Stored data:
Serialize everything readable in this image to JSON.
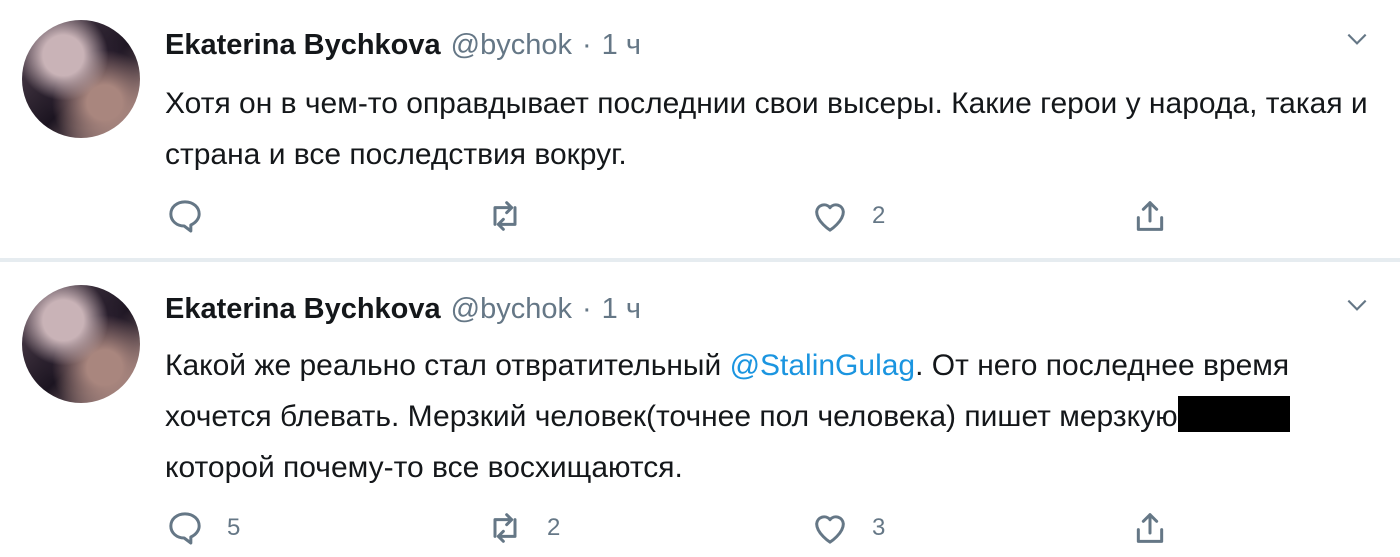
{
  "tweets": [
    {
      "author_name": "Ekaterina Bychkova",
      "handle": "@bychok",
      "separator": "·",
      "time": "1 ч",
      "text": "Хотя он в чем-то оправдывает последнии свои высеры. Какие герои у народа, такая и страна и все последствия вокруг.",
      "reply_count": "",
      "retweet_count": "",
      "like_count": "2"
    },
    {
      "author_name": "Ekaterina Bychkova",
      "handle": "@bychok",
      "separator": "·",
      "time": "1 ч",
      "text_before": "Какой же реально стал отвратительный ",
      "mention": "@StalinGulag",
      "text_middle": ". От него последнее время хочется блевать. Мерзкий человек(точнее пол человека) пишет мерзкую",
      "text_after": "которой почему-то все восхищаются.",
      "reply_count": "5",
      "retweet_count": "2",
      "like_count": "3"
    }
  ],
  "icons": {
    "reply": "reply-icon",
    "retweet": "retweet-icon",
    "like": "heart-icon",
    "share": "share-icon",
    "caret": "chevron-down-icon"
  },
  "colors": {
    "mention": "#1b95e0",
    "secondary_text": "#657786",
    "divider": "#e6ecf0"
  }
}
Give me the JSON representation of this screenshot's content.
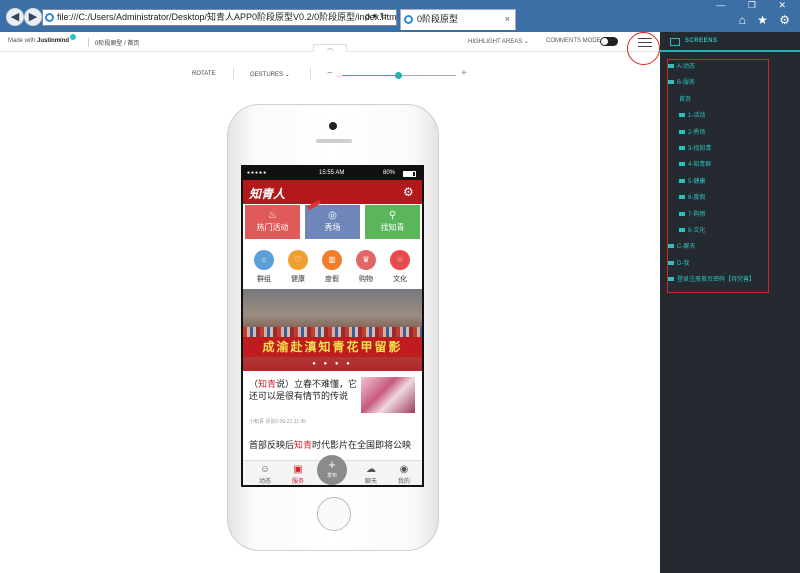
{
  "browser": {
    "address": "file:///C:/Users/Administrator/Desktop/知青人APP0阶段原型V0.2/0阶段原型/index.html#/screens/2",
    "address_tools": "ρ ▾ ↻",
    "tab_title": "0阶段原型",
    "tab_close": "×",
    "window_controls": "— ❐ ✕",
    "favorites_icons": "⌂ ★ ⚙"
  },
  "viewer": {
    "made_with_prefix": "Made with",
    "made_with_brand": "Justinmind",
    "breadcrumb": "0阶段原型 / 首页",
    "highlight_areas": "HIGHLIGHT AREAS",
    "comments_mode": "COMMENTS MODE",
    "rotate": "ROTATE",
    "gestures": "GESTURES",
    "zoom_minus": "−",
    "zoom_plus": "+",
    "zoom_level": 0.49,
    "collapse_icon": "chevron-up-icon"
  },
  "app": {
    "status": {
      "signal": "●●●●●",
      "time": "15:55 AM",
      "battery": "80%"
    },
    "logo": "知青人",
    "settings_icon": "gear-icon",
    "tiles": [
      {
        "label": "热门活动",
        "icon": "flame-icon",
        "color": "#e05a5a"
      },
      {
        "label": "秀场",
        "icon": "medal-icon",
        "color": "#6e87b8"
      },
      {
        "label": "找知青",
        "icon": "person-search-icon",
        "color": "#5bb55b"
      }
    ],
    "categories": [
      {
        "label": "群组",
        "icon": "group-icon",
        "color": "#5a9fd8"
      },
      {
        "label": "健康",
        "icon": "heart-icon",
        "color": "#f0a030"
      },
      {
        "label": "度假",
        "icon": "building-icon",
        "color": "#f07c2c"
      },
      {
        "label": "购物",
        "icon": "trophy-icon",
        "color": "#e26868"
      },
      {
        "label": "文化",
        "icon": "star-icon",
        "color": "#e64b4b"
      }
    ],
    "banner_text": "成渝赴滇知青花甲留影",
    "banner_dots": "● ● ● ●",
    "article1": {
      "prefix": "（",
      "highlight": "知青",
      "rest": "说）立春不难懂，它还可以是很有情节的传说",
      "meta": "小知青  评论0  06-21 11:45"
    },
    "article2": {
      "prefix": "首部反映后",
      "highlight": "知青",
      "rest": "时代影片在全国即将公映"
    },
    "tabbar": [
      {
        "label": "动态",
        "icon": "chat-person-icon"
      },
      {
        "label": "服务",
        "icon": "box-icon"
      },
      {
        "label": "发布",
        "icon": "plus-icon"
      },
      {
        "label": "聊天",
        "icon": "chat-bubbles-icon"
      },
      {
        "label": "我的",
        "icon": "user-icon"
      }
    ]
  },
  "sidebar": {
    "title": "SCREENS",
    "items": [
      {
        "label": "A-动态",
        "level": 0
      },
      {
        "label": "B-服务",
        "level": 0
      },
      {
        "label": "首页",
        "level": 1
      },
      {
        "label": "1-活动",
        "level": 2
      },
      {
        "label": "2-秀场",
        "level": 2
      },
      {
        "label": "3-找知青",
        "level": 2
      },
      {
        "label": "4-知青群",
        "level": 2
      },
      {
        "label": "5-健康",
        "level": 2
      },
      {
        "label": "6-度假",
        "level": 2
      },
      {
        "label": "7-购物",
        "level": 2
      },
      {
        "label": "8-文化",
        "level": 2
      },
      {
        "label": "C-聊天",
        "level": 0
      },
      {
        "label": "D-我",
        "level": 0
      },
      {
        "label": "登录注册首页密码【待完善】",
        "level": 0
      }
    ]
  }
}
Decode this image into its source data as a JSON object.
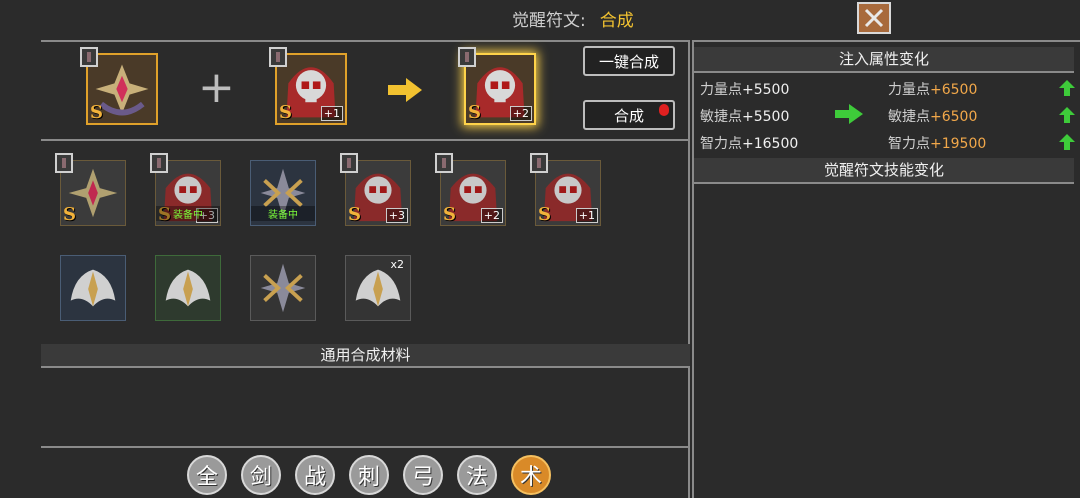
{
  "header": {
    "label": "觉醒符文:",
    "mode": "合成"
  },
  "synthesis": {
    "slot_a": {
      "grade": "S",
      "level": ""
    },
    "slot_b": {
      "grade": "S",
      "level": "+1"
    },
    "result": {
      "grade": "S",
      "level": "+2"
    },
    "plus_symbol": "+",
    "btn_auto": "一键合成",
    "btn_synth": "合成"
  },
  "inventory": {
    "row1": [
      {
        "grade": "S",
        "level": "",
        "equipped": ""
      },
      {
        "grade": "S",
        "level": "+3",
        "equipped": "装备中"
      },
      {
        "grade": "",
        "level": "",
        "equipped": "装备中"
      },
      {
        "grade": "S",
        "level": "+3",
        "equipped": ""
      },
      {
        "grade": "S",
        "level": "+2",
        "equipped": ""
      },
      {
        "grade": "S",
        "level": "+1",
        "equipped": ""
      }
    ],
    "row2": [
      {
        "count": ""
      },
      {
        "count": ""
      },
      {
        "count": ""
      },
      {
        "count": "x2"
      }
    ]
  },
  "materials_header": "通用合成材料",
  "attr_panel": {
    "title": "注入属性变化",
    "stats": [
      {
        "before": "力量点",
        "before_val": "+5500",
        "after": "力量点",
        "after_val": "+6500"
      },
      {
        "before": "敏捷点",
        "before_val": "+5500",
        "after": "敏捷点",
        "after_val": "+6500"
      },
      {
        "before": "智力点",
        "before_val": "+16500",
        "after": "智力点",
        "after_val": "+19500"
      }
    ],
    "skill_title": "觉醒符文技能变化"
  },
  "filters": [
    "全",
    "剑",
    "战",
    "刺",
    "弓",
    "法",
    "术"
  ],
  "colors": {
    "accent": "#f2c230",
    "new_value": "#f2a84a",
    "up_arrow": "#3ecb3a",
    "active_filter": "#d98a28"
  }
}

Problem details: Transcribe the full listing character for character. Pictures are excluded.

Result below:
Serialize everything readable in this image to JSON.
{
  "tweets": [
    {
      "author_name": "Ekaterina Bychkova",
      "handle": "@bychok",
      "separator": "·",
      "time": "1 ч",
      "text": "Хотя он в чем-то оправдывает последнии свои высеры. Какие герои у народа, такая и страна и все последствия вокруг.",
      "reply_count": "",
      "retweet_count": "",
      "like_count": "2"
    },
    {
      "author_name": "Ekaterina Bychkova",
      "handle": "@bychok",
      "separator": "·",
      "time": "1 ч",
      "text_before": "Какой же реально стал отвратительный ",
      "mention": "@StalinGulag",
      "text_middle": ". От него последнее время хочется блевать. Мерзкий человек(точнее пол человека) пишет мерзкую",
      "text_after": "которой почему-то все восхищаются.",
      "reply_count": "5",
      "retweet_count": "2",
      "like_count": "3"
    }
  ],
  "icons": {
    "reply": "reply-icon",
    "retweet": "retweet-icon",
    "like": "heart-icon",
    "share": "share-icon",
    "caret": "chevron-down-icon"
  },
  "colors": {
    "mention": "#1b95e0",
    "secondary_text": "#657786",
    "divider": "#e6ecf0"
  }
}
Give me the JSON representation of this screenshot's content.
{
  "browser": {
    "address": "file:///C:/Users/Administrator/Desktop/知青人APP0阶段原型V0.2/0阶段原型/index.html#/screens/2",
    "address_tools": "ρ ▾ ↻",
    "tab_title": "0阶段原型",
    "tab_close": "×",
    "window_controls": "— ❐ ✕",
    "favorites_icons": "⌂ ★ ⚙"
  },
  "viewer": {
    "made_with_prefix": "Made with",
    "made_with_brand": "Justinmind",
    "breadcrumb": "0阶段原型 / 首页",
    "highlight_areas": "HIGHLIGHT AREAS",
    "comments_mode": "COMMENTS MODE",
    "rotate": "ROTATE",
    "gestures": "GESTURES",
    "zoom_minus": "−",
    "zoom_plus": "+",
    "zoom_level": 0.49,
    "collapse_icon": "chevron-up-icon"
  },
  "app": {
    "status": {
      "signal": "●●●●●",
      "time": "15:55 AM",
      "battery": "80%"
    },
    "logo": "知青人",
    "settings_icon": "gear-icon",
    "tiles": [
      {
        "label": "热门活动",
        "icon": "flame-icon",
        "color": "#e05a5a"
      },
      {
        "label": "秀场",
        "icon": "medal-icon",
        "color": "#6e87b8"
      },
      {
        "label": "找知青",
        "icon": "person-search-icon",
        "color": "#5bb55b"
      }
    ],
    "categories": [
      {
        "label": "群组",
        "icon": "group-icon",
        "color": "#5a9fd8"
      },
      {
        "label": "健康",
        "icon": "heart-icon",
        "color": "#f0a030"
      },
      {
        "label": "度假",
        "icon": "building-icon",
        "color": "#f07c2c"
      },
      {
        "label": "购物",
        "icon": "trophy-icon",
        "color": "#e26868"
      },
      {
        "label": "文化",
        "icon": "star-icon",
        "color": "#e64b4b"
      }
    ],
    "banner_text": "成渝赴滇知青花甲留影",
    "banner_dots": "● ● ● ●",
    "article1": {
      "prefix": "（",
      "highlight": "知青",
      "rest": "说）立春不难懂，它还可以是很有情节的传说",
      "meta": "小知青  评论0  06-21 11:45"
    },
    "article2": {
      "prefix": "首部反映后",
      "highlight": "知青",
      "rest": "时代影片在全国即将公映"
    },
    "tabbar": [
      {
        "label": "动态",
        "icon": "chat-person-icon"
      },
      {
        "label": "服务",
        "icon": "box-icon"
      },
      {
        "label": "发布",
        "icon": "plus-icon"
      },
      {
        "label": "聊天",
        "icon": "chat-bubbles-icon"
      },
      {
        "label": "我的",
        "icon": "user-icon"
      }
    ]
  },
  "sidebar": {
    "title": "SCREENS",
    "items": [
      {
        "label": "A-动态",
        "level": 0
      },
      {
        "label": "B-服务",
        "level": 0
      },
      {
        "label": "首页",
        "level": 1
      },
      {
        "label": "1-活动",
        "level": 2
      },
      {
        "label": "2-秀场",
        "level": 2
      },
      {
        "label": "3-找知青",
        "level": 2
      },
      {
        "label": "4-知青群",
        "level": 2
      },
      {
        "label": "5-健康",
        "level": 2
      },
      {
        "label": "6-度假",
        "level": 2
      },
      {
        "label": "7-购物",
        "level": 2
      },
      {
        "label": "8-文化",
        "level": 2
      },
      {
        "label": "C-聊天",
        "level": 0
      },
      {
        "label": "D-我",
        "level": 0
      },
      {
        "label": "登录注册首页密码【待完善】",
        "level": 0
      }
    ]
  }
}
Decode this image into its source data as a JSON object.
{
  "header": {
    "label": "觉醒符文:",
    "mode": "合成"
  },
  "synthesis": {
    "slot_a": {
      "grade": "S",
      "level": ""
    },
    "slot_b": {
      "grade": "S",
      "level": "+1"
    },
    "result": {
      "grade": "S",
      "level": "+2"
    },
    "plus_symbol": "+",
    "btn_auto": "一键合成",
    "btn_synth": "合成"
  },
  "inventory": {
    "row1": [
      {
        "grade": "S",
        "level": "",
        "equipped": ""
      },
      {
        "grade": "S",
        "level": "+3",
        "equipped": "装备中"
      },
      {
        "grade": "",
        "level": "",
        "equipped": "装备中"
      },
      {
        "grade": "S",
        "level": "+3",
        "equipped": ""
      },
      {
        "grade": "S",
        "level": "+2",
        "equipped": ""
      },
      {
        "grade": "S",
        "level": "+1",
        "equipped": ""
      }
    ],
    "row2": [
      {
        "count": ""
      },
      {
        "count": ""
      },
      {
        "count": ""
      },
      {
        "count": "x2"
      }
    ]
  },
  "materials_header": "通用合成材料",
  "attr_panel": {
    "title": "注入属性变化",
    "stats": [
      {
        "before": "力量点",
        "before_val": "+5500",
        "after": "力量点",
        "after_val": "+6500"
      },
      {
        "before": "敏捷点",
        "before_val": "+5500",
        "after": "敏捷点",
        "after_val": "+6500"
      },
      {
        "before": "智力点",
        "before_val": "+16500",
        "after": "智力点",
        "after_val": "+19500"
      }
    ],
    "skill_title": "觉醒符文技能变化"
  },
  "filters": [
    "全",
    "剑",
    "战",
    "刺",
    "弓",
    "法",
    "术"
  ],
  "colors": {
    "accent": "#f2c230",
    "new_value": "#f2a84a",
    "up_arrow": "#3ecb3a",
    "active_filter": "#d98a28"
  }
}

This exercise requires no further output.